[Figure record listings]
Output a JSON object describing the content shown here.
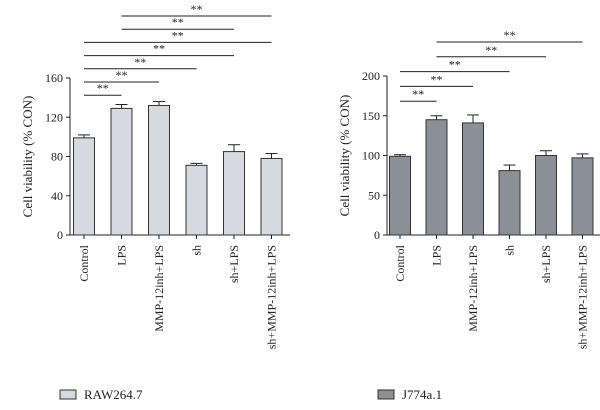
{
  "chart_data": [
    {
      "type": "bar",
      "ylabel": "Cell viability (% CON)",
      "ylim": [
        0,
        160
      ],
      "yticks": [
        0,
        40,
        80,
        120,
        160
      ],
      "categories": [
        "Control",
        "LPS",
        "MMP-12inh+LPS",
        "sh",
        "sh+LPS",
        "sh+MMP-12inh+LPS"
      ],
      "series": [
        {
          "name": "RAW264.7",
          "color": "#d6d9e0",
          "values": [
            99,
            129,
            132,
            71,
            85,
            78
          ],
          "errors": [
            3,
            4,
            4,
            2,
            7,
            5
          ]
        }
      ],
      "legend": "bottom-left",
      "significance": [
        {
          "from": "Control",
          "to": "LPS",
          "label": "**"
        },
        {
          "from": "Control",
          "to": "MMP-12inh+LPS",
          "label": "**"
        },
        {
          "from": "Control",
          "to": "sh",
          "label": "**"
        },
        {
          "from": "Control",
          "to": "sh+LPS",
          "label": "**"
        },
        {
          "from": "Control",
          "to": "sh+MMP-12inh+LPS",
          "label": "**"
        },
        {
          "from": "LPS",
          "to": "sh+LPS",
          "label": "**"
        },
        {
          "from": "LPS",
          "to": "sh+MMP-12inh+LPS",
          "label": "**"
        }
      ]
    },
    {
      "type": "bar",
      "ylabel": "Cell viability (% CON)",
      "ylim": [
        0,
        200
      ],
      "yticks": [
        0,
        50,
        100,
        150,
        200
      ],
      "categories": [
        "Control",
        "LPS",
        "MMP-12inh+LPS",
        "sh",
        "sh+LPS",
        "sh+MMP-12inh+LPS"
      ],
      "series": [
        {
          "name": "J774a.1",
          "color": "#8a8f98",
          "values": [
            99,
            145,
            141,
            81,
            100,
            97
          ],
          "errors": [
            2,
            5,
            10,
            7,
            6,
            5
          ]
        }
      ],
      "legend": "bottom-left",
      "significance": [
        {
          "from": "Control",
          "to": "LPS",
          "label": "**"
        },
        {
          "from": "Control",
          "to": "MMP-12inh+LPS",
          "label": "**"
        },
        {
          "from": "Control",
          "to": "sh",
          "label": "**"
        },
        {
          "from": "LPS",
          "to": "sh+LPS",
          "label": "**"
        },
        {
          "from": "LPS",
          "to": "sh+MMP-12inh+LPS",
          "label": "**"
        }
      ]
    }
  ]
}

• [GIVEN REQUEST] Repeat the data exactly in full, omitting its pictures.

• [EXERCISE SOLUTION]
Output a JSON object describing the content shown here.
{
  "chart_data": [
    {
      "type": "bar",
      "ylabel": "Cell viability (% CON)",
      "ylim": [
        0,
        160
      ],
      "yticks": [
        0,
        40,
        80,
        120,
        160
      ],
      "categories": [
        "Control",
        "LPS",
        "MMP-12inh+LPS",
        "sh",
        "sh+LPS",
        "sh+MMP-12inh+LPS"
      ],
      "series": [
        {
          "name": "RAW264.7",
          "color": "#d6d9e0",
          "values": [
            99,
            129,
            132,
            71,
            85,
            78
          ],
          "errors": [
            3,
            4,
            4,
            2,
            7,
            5
          ]
        }
      ],
      "legend": "bottom-left",
      "significance": [
        {
          "from": "Control",
          "to": "LPS",
          "label": "**"
        },
        {
          "from": "Control",
          "to": "MMP-12inh+LPS",
          "label": "**"
        },
        {
          "from": "Control",
          "to": "sh",
          "label": "**"
        },
        {
          "from": "Control",
          "to": "sh+LPS",
          "label": "**"
        },
        {
          "from": "Control",
          "to": "sh+MMP-12inh+LPS",
          "label": "**"
        },
        {
          "from": "LPS",
          "to": "sh+LPS",
          "label": "**"
        },
        {
          "from": "LPS",
          "to": "sh+MMP-12inh+LPS",
          "label": "**"
        }
      ]
    },
    {
      "type": "bar",
      "ylabel": "Cell viability (% CON)",
      "ylim": [
        0,
        200
      ],
      "yticks": [
        0,
        50,
        100,
        150,
        200
      ],
      "categories": [
        "Control",
        "LPS",
        "MMP-12inh+LPS",
        "sh",
        "sh+LPS",
        "sh+MMP-12inh+LPS"
      ],
      "series": [
        {
          "name": "J774a.1",
          "color": "#8a8f98",
          "values": [
            99,
            145,
            141,
            81,
            100,
            97
          ],
          "errors": [
            2,
            5,
            10,
            7,
            6,
            5
          ]
        }
      ],
      "legend": "bottom-left",
      "significance": [
        {
          "from": "Control",
          "to": "LPS",
          "label": "**"
        },
        {
          "from": "Control",
          "to": "MMP-12inh+LPS",
          "label": "**"
        },
        {
          "from": "Control",
          "to": "sh",
          "label": "**"
        },
        {
          "from": "LPS",
          "to": "sh+LPS",
          "label": "**"
        },
        {
          "from": "LPS",
          "to": "sh+MMP-12inh+LPS",
          "label": "**"
        }
      ]
    }
  ]
}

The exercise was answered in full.